- [WRITTEN INSTRUCTION] The records below must be duplicated exactly, character for character.
──────
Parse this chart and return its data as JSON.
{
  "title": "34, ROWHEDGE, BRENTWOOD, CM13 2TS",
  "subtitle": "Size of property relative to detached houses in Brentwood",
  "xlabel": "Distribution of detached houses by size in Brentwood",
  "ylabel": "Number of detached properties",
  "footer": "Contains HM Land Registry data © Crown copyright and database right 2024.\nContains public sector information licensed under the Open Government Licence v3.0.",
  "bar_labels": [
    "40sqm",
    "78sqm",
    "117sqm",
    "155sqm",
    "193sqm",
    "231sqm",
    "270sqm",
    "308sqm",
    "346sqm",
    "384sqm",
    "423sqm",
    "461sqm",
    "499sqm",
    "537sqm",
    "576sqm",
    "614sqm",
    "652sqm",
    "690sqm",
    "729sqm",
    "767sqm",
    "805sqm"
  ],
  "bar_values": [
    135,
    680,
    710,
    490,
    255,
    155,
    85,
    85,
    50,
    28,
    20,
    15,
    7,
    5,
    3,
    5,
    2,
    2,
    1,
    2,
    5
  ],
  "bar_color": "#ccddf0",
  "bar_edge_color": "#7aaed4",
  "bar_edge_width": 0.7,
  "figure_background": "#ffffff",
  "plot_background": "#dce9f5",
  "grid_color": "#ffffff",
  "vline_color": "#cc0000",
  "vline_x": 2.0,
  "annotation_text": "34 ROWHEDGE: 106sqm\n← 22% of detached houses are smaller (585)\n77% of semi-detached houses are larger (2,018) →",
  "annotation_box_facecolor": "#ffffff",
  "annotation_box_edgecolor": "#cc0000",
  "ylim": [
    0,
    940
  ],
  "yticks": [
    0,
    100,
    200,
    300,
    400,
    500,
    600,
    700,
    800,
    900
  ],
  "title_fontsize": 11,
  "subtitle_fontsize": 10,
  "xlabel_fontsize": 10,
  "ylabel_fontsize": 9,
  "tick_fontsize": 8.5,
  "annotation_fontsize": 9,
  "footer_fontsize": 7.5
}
──────
- [WRITTEN RESPONSE]
Parse this chart and return its data as JSON.
{
  "title": "34, ROWHEDGE, BRENTWOOD, CM13 2TS",
  "subtitle": "Size of property relative to detached houses in Brentwood",
  "xlabel": "Distribution of detached houses by size in Brentwood",
  "ylabel": "Number of detached properties",
  "footer": "Contains HM Land Registry data © Crown copyright and database right 2024.\nContains public sector information licensed under the Open Government Licence v3.0.",
  "bar_labels": [
    "40sqm",
    "78sqm",
    "117sqm",
    "155sqm",
    "193sqm",
    "231sqm",
    "270sqm",
    "308sqm",
    "346sqm",
    "384sqm",
    "423sqm",
    "461sqm",
    "499sqm",
    "537sqm",
    "576sqm",
    "614sqm",
    "652sqm",
    "690sqm",
    "729sqm",
    "767sqm",
    "805sqm"
  ],
  "bar_values": [
    135,
    680,
    710,
    490,
    255,
    155,
    85,
    85,
    50,
    28,
    20,
    15,
    7,
    5,
    3,
    5,
    2,
    2,
    1,
    2,
    5
  ],
  "bar_color": "#ccddf0",
  "bar_edge_color": "#7aaed4",
  "bar_edge_width": 0.7,
  "figure_background": "#ffffff",
  "plot_background": "#dce9f5",
  "grid_color": "#ffffff",
  "vline_color": "#cc0000",
  "vline_x": 2.0,
  "annotation_text": "34 ROWHEDGE: 106sqm\n← 22% of detached houses are smaller (585)\n77% of semi-detached houses are larger (2,018) →",
  "annotation_box_facecolor": "#ffffff",
  "annotation_box_edgecolor": "#cc0000",
  "ylim": [
    0,
    940
  ],
  "yticks": [
    0,
    100,
    200,
    300,
    400,
    500,
    600,
    700,
    800,
    900
  ],
  "title_fontsize": 11,
  "subtitle_fontsize": 10,
  "xlabel_fontsize": 10,
  "ylabel_fontsize": 9,
  "tick_fontsize": 8.5,
  "annotation_fontsize": 9,
  "footer_fontsize": 7.5
}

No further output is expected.